[Begin]
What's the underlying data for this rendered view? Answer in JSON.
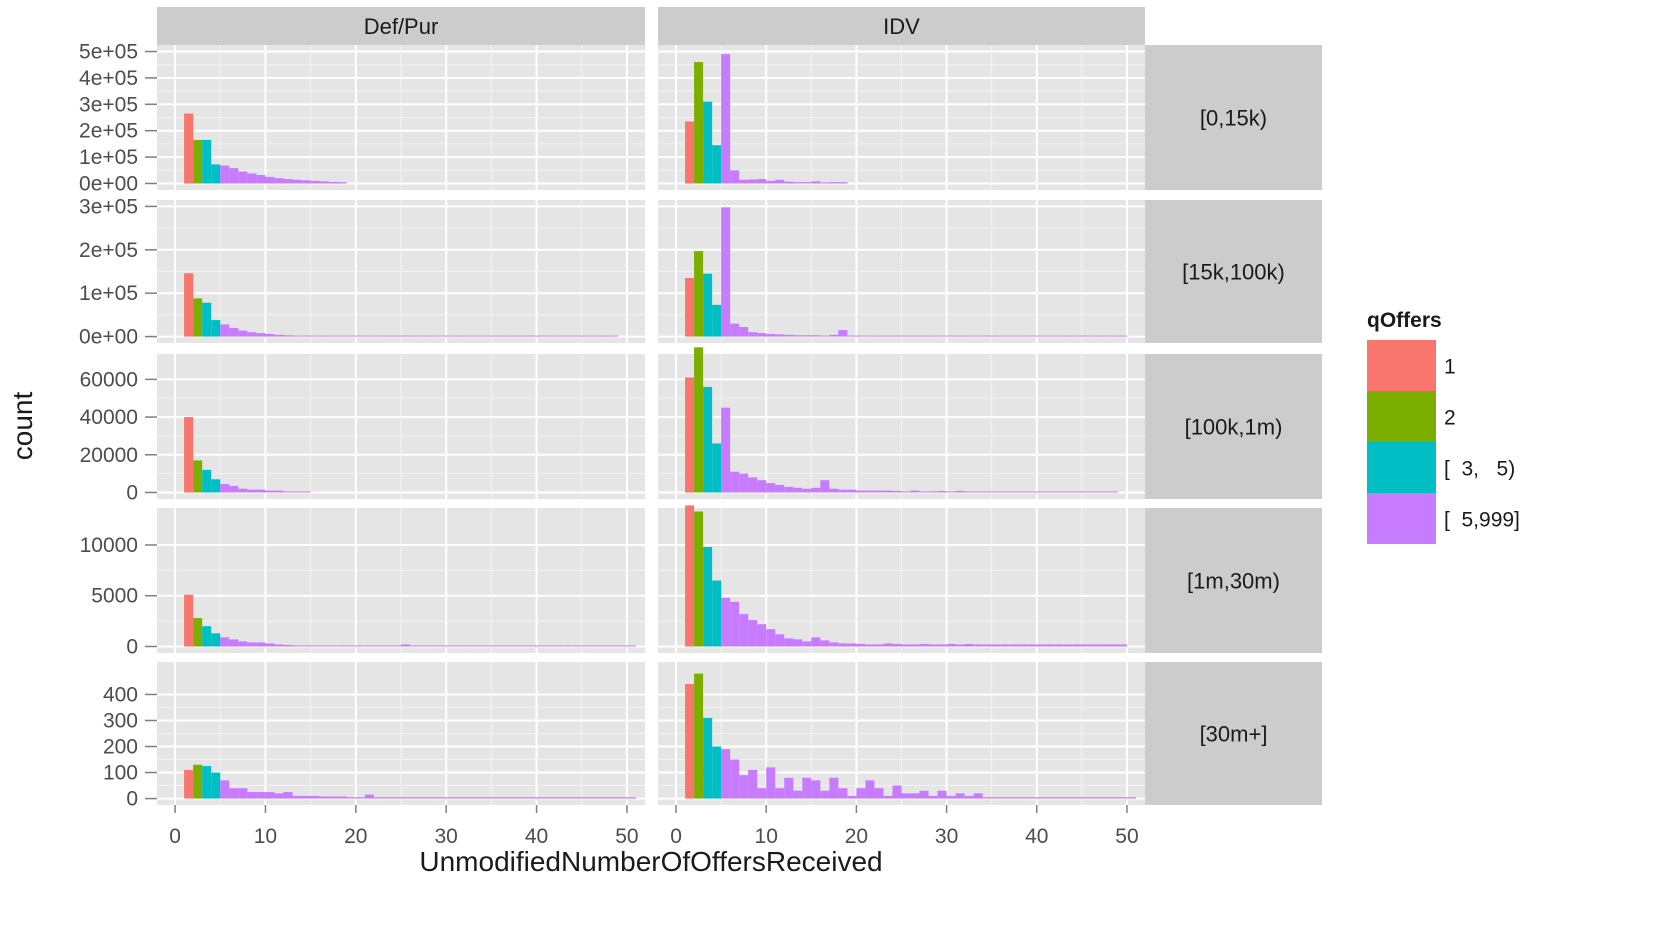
{
  "chart_data": {
    "type": "bar",
    "subtype": "faceted-histogram",
    "xlabel": "UnmodifiedNumberOfOffersReceived",
    "ylabel": "count",
    "col_facets": [
      "Def/Pur",
      "IDV"
    ],
    "row_facets": [
      "[0,15k)",
      "[15k,100k)",
      "[100k,1m)",
      "[1m,30m)",
      "[30m+]"
    ],
    "scales": "free_y",
    "xlim": [
      -2,
      52
    ],
    "x_ticks": [
      0,
      10,
      20,
      30,
      40,
      50
    ],
    "x_tick_labels": [
      "0",
      "10",
      "20",
      "30",
      "40",
      "50"
    ],
    "bin_width": 1,
    "grid": true,
    "legend": {
      "title": "qOffers",
      "position": "right",
      "entries": [
        {
          "label": "1",
          "color": "#F8766D",
          "bins": [
            1,
            2
          ]
        },
        {
          "label": "2",
          "color": "#7CAE00",
          "bins": [
            2,
            3
          ]
        },
        {
          "label": "[  3,   5)",
          "color": "#00BFC4",
          "bins": [
            3,
            5
          ]
        },
        {
          "label": "[  5,999]",
          "color": "#C77CFF",
          "bins": [
            5,
            999
          ]
        }
      ]
    },
    "rows": [
      {
        "label": "[0,15k)",
        "ylim": [
          0,
          500000
        ],
        "y_ticks": [
          0,
          100000,
          200000,
          300000,
          400000,
          500000
        ],
        "y_tick_labels": [
          "0e+00",
          "1e+05",
          "2e+05",
          "3e+05",
          "4e+05",
          "5e+05"
        ],
        "series": [
          {
            "name": "Def/Pur",
            "values": [
              265000,
              165000,
              165000,
              72000,
              68000,
              58000,
              45000,
              38000,
              32000,
              25000,
              20000,
              17000,
              14000,
              12000,
              10000,
              8000,
              6000,
              5000
            ]
          },
          {
            "name": "IDV",
            "values": [
              235000,
              460000,
              310000,
              145000,
              490000,
              50000,
              14000,
              15000,
              17000,
              10000,
              14000,
              7000,
              5000,
              5000,
              8000,
              4000,
              5000,
              5000
            ]
          }
        ]
      },
      {
        "label": "[15k,100k)",
        "ylim": [
          0,
          300000
        ],
        "y_ticks": [
          0,
          100000,
          200000,
          300000
        ],
        "y_tick_labels": [
          "0e+00",
          "1e+05",
          "2e+05",
          "3e+05"
        ],
        "series": [
          {
            "name": "Def/Pur",
            "values": [
              146000,
              88000,
              78000,
              38000,
              28000,
              20000,
              14000,
              10000,
              8000,
              6000,
              4000,
              3000,
              2000,
              2000,
              2000,
              1500,
              1500,
              1500,
              1500,
              1500,
              1500,
              1500,
              1500,
              1500,
              1500,
              1500,
              1500,
              1500,
              1500,
              1500,
              1500,
              1500,
              1500,
              1500,
              1500,
              1500,
              1500,
              1500,
              1500,
              1500,
              1500,
              1500,
              1500,
              1500,
              1500,
              1500,
              1500,
              1500
            ]
          },
          {
            "name": "IDV",
            "values": [
              135000,
              197000,
              145000,
              73000,
              298000,
              30000,
              22000,
              10000,
              8000,
              6000,
              5000,
              4000,
              3000,
              3000,
              3000,
              2000,
              4000,
              15000,
              2000,
              2000,
              2000,
              2000,
              2000,
              2000,
              2000,
              2000,
              2000,
              2000,
              2000,
              2000,
              2000,
              2000,
              2000,
              2000,
              2000,
              2000,
              2000,
              2000,
              2000,
              2000,
              2000,
              2000,
              2000,
              2000,
              2000,
              2000,
              2000,
              2000,
              2000
            ]
          }
        ]
      },
      {
        "label": "[100k,1m)",
        "ylim": [
          0,
          70000
        ],
        "y_ticks": [
          0,
          20000,
          40000,
          60000
        ],
        "y_tick_labels": [
          "0",
          "20000",
          "40000",
          "60000"
        ],
        "series": [
          {
            "name": "Def/Pur",
            "values": [
              40000,
              17000,
              12000,
              7000,
              4500,
              3500,
              2000,
              1500,
              1500,
              1000,
              1000,
              500,
              500,
              500
            ]
          },
          {
            "name": "IDV",
            "values": [
              61000,
              77000,
              56000,
              26000,
              45000,
              11000,
              10000,
              8000,
              6500,
              5000,
              4000,
              3000,
              2500,
              2000,
              2500,
              6500,
              2000,
              1500,
              1500,
              1000,
              1000,
              1000,
              1000,
              800,
              500,
              1000,
              500,
              600,
              800,
              500,
              800,
              500,
              500,
              500,
              500,
              500,
              500,
              500,
              500,
              500,
              500,
              500,
              500,
              500,
              500,
              500,
              500,
              500
            ]
          }
        ]
      },
      {
        "label": "[1m,30m)",
        "ylim": [
          0,
          13000
        ],
        "y_ticks": [
          0,
          5000,
          10000
        ],
        "y_tick_labels": [
          "0",
          "5000",
          "10000"
        ],
        "series": [
          {
            "name": "Def/Pur",
            "values": [
              5100,
              2800,
              2000,
              1300,
              900,
              700,
              500,
              400,
              400,
              300,
              200,
              150,
              100,
              100,
              100,
              100,
              80,
              80,
              80,
              80,
              80,
              80,
              80,
              80,
              200,
              80,
              80,
              80,
              80,
              80,
              80,
              80,
              80,
              80,
              80,
              80,
              80,
              80,
              80,
              80,
              80,
              80,
              80,
              80,
              80,
              80,
              80,
              80,
              80,
              80
            ]
          },
          {
            "name": "IDV",
            "values": [
              13900,
              13300,
              9800,
              6500,
              4800,
              4400,
              3200,
              2600,
              2200,
              1700,
              1200,
              800,
              700,
              500,
              900,
              600,
              400,
              300,
              300,
              250,
              200,
              200,
              300,
              250,
              200,
              200,
              250,
              200,
              200,
              250,
              200,
              250,
              200,
              200,
              200,
              200,
              200,
              200,
              200,
              200,
              200,
              200,
              200,
              200,
              200,
              200,
              200,
              200,
              200
            ]
          }
        ]
      },
      {
        "label": "[30m+]",
        "ylim": [
          0,
          500
        ],
        "y_ticks": [
          0,
          100,
          200,
          300,
          400
        ],
        "y_tick_labels": [
          "0",
          "100",
          "200",
          "300",
          "400"
        ],
        "series": [
          {
            "name": "Def/Pur",
            "values": [
              110,
              130,
              125,
              100,
              70,
              40,
              40,
              25,
              25,
              25,
              20,
              25,
              10,
              10,
              10,
              8,
              8,
              8,
              5,
              5,
              15,
              5,
              5,
              5,
              5,
              5,
              5,
              5,
              5,
              5,
              5,
              5,
              5,
              5,
              5,
              5,
              5,
              5,
              5,
              5,
              5,
              5,
              5,
              5,
              5,
              5,
              5,
              5,
              5,
              5
            ]
          },
          {
            "name": "IDV",
            "values": [
              440,
              480,
              310,
              200,
              190,
              150,
              90,
              110,
              40,
              120,
              40,
              80,
              30,
              80,
              70,
              30,
              80,
              40,
              10,
              40,
              70,
              40,
              10,
              50,
              20,
              20,
              30,
              10,
              30,
              10,
              20,
              10,
              20,
              5,
              5,
              5,
              5,
              5,
              5,
              5,
              5,
              5,
              5,
              5,
              5,
              5,
              5,
              5,
              5,
              5
            ]
          }
        ]
      }
    ]
  }
}
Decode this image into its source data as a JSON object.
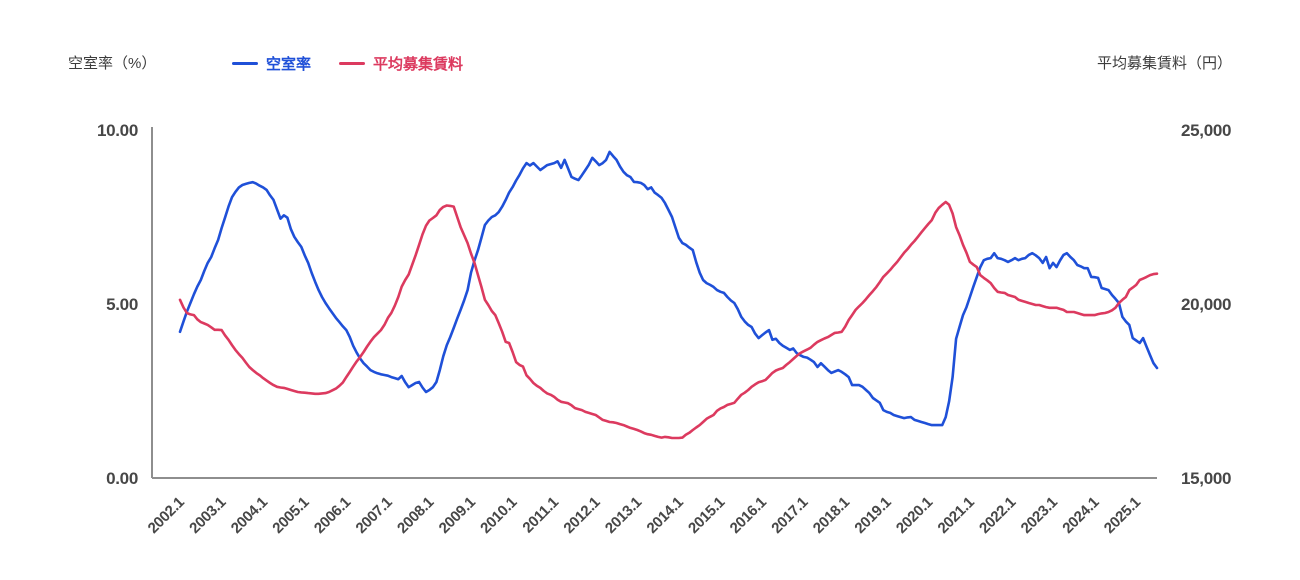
[End]
Written exercise: Transcribe every line in the entries above, taking out only the images.

Answer to this task:
What's the underlying data for this rendered view? Answer in JSON.
{
  "chart_data": {
    "type": "bar",
    "subtype": "faceted-histogram",
    "xlabel": "UnmodifiedNumberOfOffersReceived",
    "ylabel": "count",
    "col_facets": [
      "Def/Pur",
      "IDV"
    ],
    "row_facets": [
      "[0,15k)",
      "[15k,100k)",
      "[100k,1m)",
      "[1m,30m)",
      "[30m+]"
    ],
    "scales": "free_y",
    "xlim": [
      -2,
      52
    ],
    "x_ticks": [
      0,
      10,
      20,
      30,
      40,
      50
    ],
    "x_tick_labels": [
      "0",
      "10",
      "20",
      "30",
      "40",
      "50"
    ],
    "bin_width": 1,
    "grid": true,
    "legend": {
      "title": "qOffers",
      "position": "right",
      "entries": [
        {
          "label": "1",
          "color": "#F8766D",
          "bins": [
            1,
            2
          ]
        },
        {
          "label": "2",
          "color": "#7CAE00",
          "bins": [
            2,
            3
          ]
        },
        {
          "label": "[  3,   5)",
          "color": "#00BFC4",
          "bins": [
            3,
            5
          ]
        },
        {
          "label": "[  5,999]",
          "color": "#C77CFF",
          "bins": [
            5,
            999
          ]
        }
      ]
    },
    "rows": [
      {
        "label": "[0,15k)",
        "ylim": [
          0,
          500000
        ],
        "y_ticks": [
          0,
          100000,
          200000,
          300000,
          400000,
          500000
        ],
        "y_tick_labels": [
          "0e+00",
          "1e+05",
          "2e+05",
          "3e+05",
          "4e+05",
          "5e+05"
        ],
        "series": [
          {
            "name": "Def/Pur",
            "values": [
              265000,
              165000,
              165000,
              72000,
              68000,
              58000,
              45000,
              38000,
              32000,
              25000,
              20000,
              17000,
              14000,
              12000,
              10000,
              8000,
              6000,
              5000
            ]
          },
          {
            "name": "IDV",
            "values": [
              235000,
              460000,
              310000,
              145000,
              490000,
              50000,
              14000,
              15000,
              17000,
              10000,
              14000,
              7000,
              5000,
              5000,
              8000,
              4000,
              5000,
              5000
            ]
          }
        ]
      },
      {
        "label": "[15k,100k)",
        "ylim": [
          0,
          300000
        ],
        "y_ticks": [
          0,
          100000,
          200000,
          300000
        ],
        "y_tick_labels": [
          "0e+00",
          "1e+05",
          "2e+05",
          "3e+05"
        ],
        "series": [
          {
            "name": "Def/Pur",
            "values": [
              146000,
              88000,
              78000,
              38000,
              28000,
              20000,
              14000,
              10000,
              8000,
              6000,
              4000,
              3000,
              2000,
              2000,
              2000,
              1500,
              1500,
              1500,
              1500,
              1500,
              1500,
              1500,
              1500,
              1500,
              1500,
              1500,
              1500,
              1500,
              1500,
              1500,
              1500,
              1500,
              1500,
              1500,
              1500,
              1500,
              1500,
              1500,
              1500,
              1500,
              1500,
              1500,
              1500,
              1500,
              1500,
              1500,
              1500,
              1500
            ]
          },
          {
            "name": "IDV",
            "values": [
              135000,
              197000,
              145000,
              73000,
              298000,
              30000,
              22000,
              10000,
              8000,
              6000,
              5000,
              4000,
              3000,
              3000,
              3000,
              2000,
              4000,
              15000,
              2000,
              2000,
              2000,
              2000,
              2000,
              2000,
              2000,
              2000,
              2000,
              2000,
              2000,
              2000,
              2000,
              2000,
              2000,
              2000,
              2000,
              2000,
              2000,
              2000,
              2000,
              2000,
              2000,
              2000,
              2000,
              2000,
              2000,
              2000,
              2000,
              2000,
              2000
            ]
          }
        ]
      },
      {
        "label": "[100k,1m)",
        "ylim": [
          0,
          70000
        ],
        "y_ticks": [
          0,
          20000,
          40000,
          60000
        ],
        "y_tick_labels": [
          "0",
          "20000",
          "40000",
          "60000"
        ],
        "series": [
          {
            "name": "Def/Pur",
            "values": [
              40000,
              17000,
              12000,
              7000,
              4500,
              3500,
              2000,
              1500,
              1500,
              1000,
              1000,
              500,
              500,
              500
            ]
          },
          {
            "name": "IDV",
            "values": [
              61000,
              77000,
              56000,
              26000,
              45000,
              11000,
              10000,
              8000,
              6500,
              5000,
              4000,
              3000,
              2500,
              2000,
              2500,
              6500,
              2000,
              1500,
              1500,
              1000,
              1000,
              1000,
              1000,
              800,
              500,
              1000,
              500,
              600,
              800,
              500,
              800,
              500,
              500,
              500,
              500,
              500,
              500,
              500,
              500,
              500,
              500,
              500,
              500,
              500,
              500,
              500,
              500,
              500
            ]
          }
        ]
      },
      {
        "label": "[1m,30m)",
        "ylim": [
          0,
          13000
        ],
        "y_ticks": [
          0,
          5000,
          10000
        ],
        "y_tick_labels": [
          "0",
          "5000",
          "10000"
        ],
        "series": [
          {
            "name": "Def/Pur",
            "values": [
              5100,
              2800,
              2000,
              1300,
              900,
              700,
              500,
              400,
              400,
              300,
              200,
              150,
              100,
              100,
              100,
              100,
              80,
              80,
              80,
              80,
              80,
              80,
              80,
              80,
              200,
              80,
              80,
              80,
              80,
              80,
              80,
              80,
              80,
              80,
              80,
              80,
              80,
              80,
              80,
              80,
              80,
              80,
              80,
              80,
              80,
              80,
              80,
              80,
              80,
              80
            ]
          },
          {
            "name": "IDV",
            "values": [
              13900,
              13300,
              9800,
              6500,
              4800,
              4400,
              3200,
              2600,
              2200,
              1700,
              1200,
              800,
              700,
              500,
              900,
              600,
              400,
              300,
              300,
              250,
              200,
              200,
              300,
              250,
              200,
              200,
              250,
              200,
              200,
              250,
              200,
              250,
              200,
              200,
              200,
              200,
              200,
              200,
              200,
              200,
              200,
              200,
              200,
              200,
              200,
              200,
              200,
              200,
              200
            ]
          }
        ]
      },
      {
        "label": "[30m+]",
        "ylim": [
          0,
          500
        ],
        "y_ticks": [
          0,
          100,
          200,
          300,
          400
        ],
        "y_tick_labels": [
          "0",
          "100",
          "200",
          "300",
          "400"
        ],
        "series": [
          {
            "name": "Def/Pur",
            "values": [
              110,
              130,
              125,
              100,
              70,
              40,
              40,
              25,
              25,
              25,
              20,
              25,
              10,
              10,
              10,
              8,
              8,
              8,
              5,
              5,
              15,
              5,
              5,
              5,
              5,
              5,
              5,
              5,
              5,
              5,
              5,
              5,
              5,
              5,
              5,
              5,
              5,
              5,
              5,
              5,
              5,
              5,
              5,
              5,
              5,
              5,
              5,
              5,
              5,
              5
            ]
          },
          {
            "name": "IDV",
            "values": [
              440,
              480,
              310,
              200,
              190,
              150,
              90,
              110,
              40,
              120,
              40,
              80,
              30,
              80,
              70,
              30,
              80,
              40,
              10,
              40,
              70,
              40,
              10,
              50,
              20,
              20,
              30,
              10,
              30,
              10,
              20,
              10,
              20,
              5,
              5,
              5,
              5,
              5,
              5,
              5,
              5,
              5,
              5,
              5,
              5,
              5,
              5,
              5,
              5,
              5
            ]
          }
        ]
      }
    ]
  }
}
Decode this image into its source data as a JSON object.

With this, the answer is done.